• _Goal_: Write out each line of the material again, word for word.

[Figure content listings]
★ ★ ★ ★ ★ ★ ★

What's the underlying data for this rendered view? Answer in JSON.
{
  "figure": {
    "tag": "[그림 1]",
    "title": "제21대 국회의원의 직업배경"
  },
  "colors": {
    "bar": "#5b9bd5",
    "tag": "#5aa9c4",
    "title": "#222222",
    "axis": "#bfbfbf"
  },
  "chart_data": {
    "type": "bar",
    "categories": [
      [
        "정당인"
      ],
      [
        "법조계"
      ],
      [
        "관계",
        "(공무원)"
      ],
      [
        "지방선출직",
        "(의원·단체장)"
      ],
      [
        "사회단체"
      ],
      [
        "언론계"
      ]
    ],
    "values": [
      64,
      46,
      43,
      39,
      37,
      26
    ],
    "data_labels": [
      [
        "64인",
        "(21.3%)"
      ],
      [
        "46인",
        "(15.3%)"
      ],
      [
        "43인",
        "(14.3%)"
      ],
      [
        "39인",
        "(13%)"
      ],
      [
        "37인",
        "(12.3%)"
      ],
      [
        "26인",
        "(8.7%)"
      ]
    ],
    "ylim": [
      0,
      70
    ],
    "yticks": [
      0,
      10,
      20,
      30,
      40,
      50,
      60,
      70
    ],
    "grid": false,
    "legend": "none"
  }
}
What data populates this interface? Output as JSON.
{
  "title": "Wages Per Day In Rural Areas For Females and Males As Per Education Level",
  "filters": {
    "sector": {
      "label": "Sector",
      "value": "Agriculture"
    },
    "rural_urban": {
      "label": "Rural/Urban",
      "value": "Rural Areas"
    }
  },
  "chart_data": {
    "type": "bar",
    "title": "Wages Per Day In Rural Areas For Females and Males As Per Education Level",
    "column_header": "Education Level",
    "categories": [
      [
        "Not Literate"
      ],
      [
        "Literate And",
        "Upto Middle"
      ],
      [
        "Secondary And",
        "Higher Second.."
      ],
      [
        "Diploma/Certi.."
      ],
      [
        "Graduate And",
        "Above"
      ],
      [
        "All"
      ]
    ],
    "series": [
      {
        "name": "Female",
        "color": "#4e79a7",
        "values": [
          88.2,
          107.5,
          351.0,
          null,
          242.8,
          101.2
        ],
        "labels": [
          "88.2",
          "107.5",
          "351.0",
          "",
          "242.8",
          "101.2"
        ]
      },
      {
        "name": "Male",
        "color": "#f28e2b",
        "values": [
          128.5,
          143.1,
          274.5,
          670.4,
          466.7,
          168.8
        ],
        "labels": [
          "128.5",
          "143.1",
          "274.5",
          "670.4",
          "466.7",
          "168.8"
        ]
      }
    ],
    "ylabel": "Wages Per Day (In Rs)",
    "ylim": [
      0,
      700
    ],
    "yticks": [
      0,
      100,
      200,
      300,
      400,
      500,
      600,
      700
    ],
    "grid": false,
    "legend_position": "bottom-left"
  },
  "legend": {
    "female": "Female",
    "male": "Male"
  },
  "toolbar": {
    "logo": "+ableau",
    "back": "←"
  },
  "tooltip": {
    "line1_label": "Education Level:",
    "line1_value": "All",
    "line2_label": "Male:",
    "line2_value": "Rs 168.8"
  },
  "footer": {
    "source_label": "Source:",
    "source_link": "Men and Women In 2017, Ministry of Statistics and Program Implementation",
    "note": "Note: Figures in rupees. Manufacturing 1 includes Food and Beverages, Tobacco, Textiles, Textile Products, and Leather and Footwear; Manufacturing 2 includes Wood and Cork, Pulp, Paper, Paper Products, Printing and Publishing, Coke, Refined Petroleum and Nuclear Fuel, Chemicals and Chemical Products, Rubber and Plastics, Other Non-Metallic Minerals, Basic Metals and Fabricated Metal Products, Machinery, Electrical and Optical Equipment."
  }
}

★ ★ ★ ★ ★ ★ ★

• _Task response_:
What's the underlying data for this rendered view? Answer in JSON.
{
  "figure": {
    "tag": "[그림 1]",
    "title": "제21대 국회의원의 직업배경"
  },
  "colors": {
    "bar": "#5b9bd5",
    "tag": "#5aa9c4",
    "title": "#222222",
    "axis": "#bfbfbf"
  },
  "chart_data": {
    "type": "bar",
    "categories": [
      [
        "정당인"
      ],
      [
        "법조계"
      ],
      [
        "관계",
        "(공무원)"
      ],
      [
        "지방선출직",
        "(의원·단체장)"
      ],
      [
        "사회단체"
      ],
      [
        "언론계"
      ]
    ],
    "values": [
      64,
      46,
      43,
      39,
      37,
      26
    ],
    "data_labels": [
      [
        "64인",
        "(21.3%)"
      ],
      [
        "46인",
        "(15.3%)"
      ],
      [
        "43인",
        "(14.3%)"
      ],
      [
        "39인",
        "(13%)"
      ],
      [
        "37인",
        "(12.3%)"
      ],
      [
        "26인",
        "(8.7%)"
      ]
    ],
    "ylim": [
      0,
      70
    ],
    "yticks": [
      0,
      10,
      20,
      30,
      40,
      50,
      60,
      70
    ],
    "grid": false,
    "legend": "none"
  }
}
What data populates this interface? Output as JSON.
{
  "title": "Wages Per Day In Rural Areas For Females and Males As Per Education Level",
  "filters": {
    "sector": {
      "label": "Sector",
      "value": "Agriculture"
    },
    "rural_urban": {
      "label": "Rural/Urban",
      "value": "Rural Areas"
    }
  },
  "chart_data": {
    "type": "bar",
    "title": "Wages Per Day In Rural Areas For Females and Males As Per Education Level",
    "column_header": "Education Level",
    "categories": [
      [
        "Not Literate"
      ],
      [
        "Literate And",
        "Upto Middle"
      ],
      [
        "Secondary And",
        "Higher Second.."
      ],
      [
        "Diploma/Certi.."
      ],
      [
        "Graduate And",
        "Above"
      ],
      [
        "All"
      ]
    ],
    "series": [
      {
        "name": "Female",
        "color": "#4e79a7",
        "values": [
          88.2,
          107.5,
          351.0,
          null,
          242.8,
          101.2
        ],
        "labels": [
          "88.2",
          "107.5",
          "351.0",
          "",
          "242.8",
          "101.2"
        ]
      },
      {
        "name": "Male",
        "color": "#f28e2b",
        "values": [
          128.5,
          143.1,
          274.5,
          670.4,
          466.7,
          168.8
        ],
        "labels": [
          "128.5",
          "143.1",
          "274.5",
          "670.4",
          "466.7",
          "168.8"
        ]
      }
    ],
    "ylabel": "Wages Per Day (In Rs)",
    "ylim": [
      0,
      700
    ],
    "yticks": [
      0,
      100,
      200,
      300,
      400,
      500,
      600,
      700
    ],
    "grid": false,
    "legend_position": "bottom-left"
  },
  "legend": {
    "female": "Female",
    "male": "Male"
  },
  "toolbar": {
    "logo": "+ableau",
    "back": "←"
  },
  "tooltip": {
    "line1_label": "Education Level:",
    "line1_value": "All",
    "line2_label": "Male:",
    "line2_value": "Rs 168.8"
  },
  "footer": {
    "source_label": "Source:",
    "source_link": "Men and Women In 2017, Ministry of Statistics and Program Implementation",
    "note": "Note: Figures in rupees. Manufacturing 1 includes Food and Beverages, Tobacco, Textiles, Textile Products, and Leather and Footwear; Manufacturing 2 includes Wood and Cork, Pulp, Paper, Paper Products, Printing and Publishing, Coke, Refined Petroleum and Nuclear Fuel, Chemicals and Chemical Products, Rubber and Plastics, Other Non-Metallic Minerals, Basic Metals and Fabricated Metal Products, Machinery, Electrical and Optical Equipment."
  }
}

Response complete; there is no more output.